JOB: Where a line of the listing below includes the word "TABEL", reproduce that line.

ROWS:
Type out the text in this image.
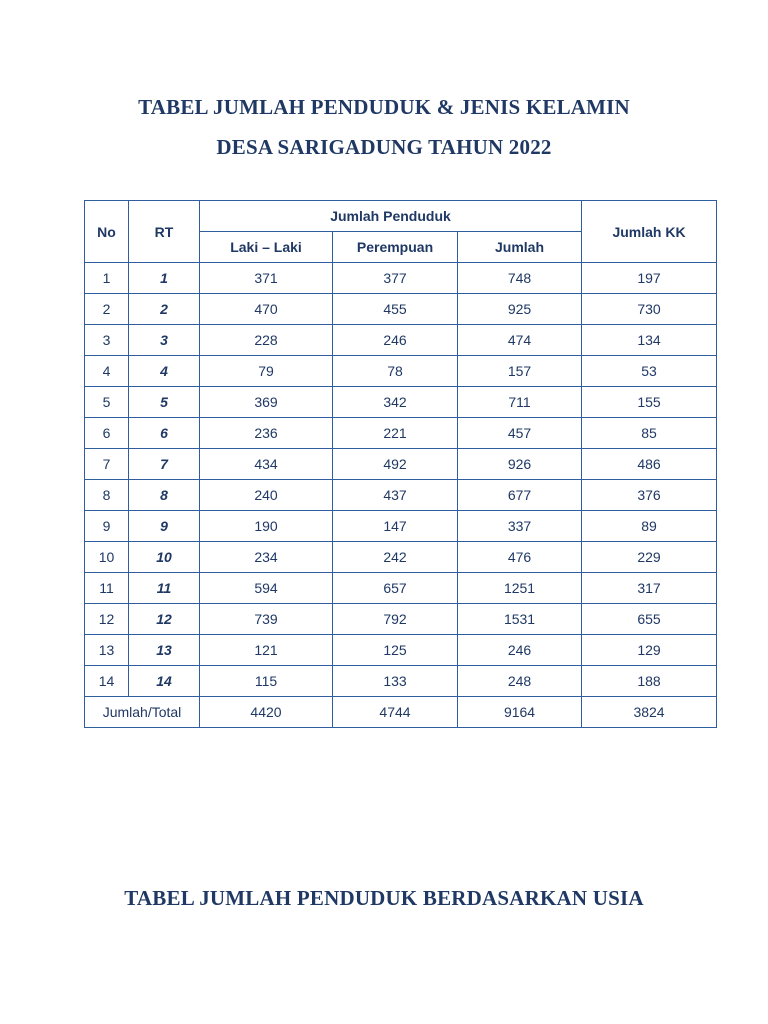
TABEL JUMLAH PENDUDUK & JENIS KELAMIN
DESA SARIGADUNG TAHUN 2022
No	RT	Jumlah Penduduk			Jumlah KK
		Laki – Laki	Perempuan	Jumlah	
1	1	371	377	748	197
2	2	470	455	925	730
3	3	228	246	474	134
4	4	79	78	157	53
5	5	369	342	711	155
6	6	236	221	457	85
7	7	434	492	926	486
8	8	240	437	677	376
9	9	190	147	337	89
10	10	234	242	476	229
11	11	594	657	1251	317
12	12	739	792	1531	655
13	13	121	125	246	129
14	14	115	133	248	188
Jumlah/Total		4420	4744	9164	3824
TABEL JUMLAH PENDUDUK BERDASARKAN USIA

WRITTEN RESPONSE:
TABEL JUMLAH PENDUDUK & JENIS KELAMIN
TABEL JUMLAH PENDUDUK BERDASARKAN USIA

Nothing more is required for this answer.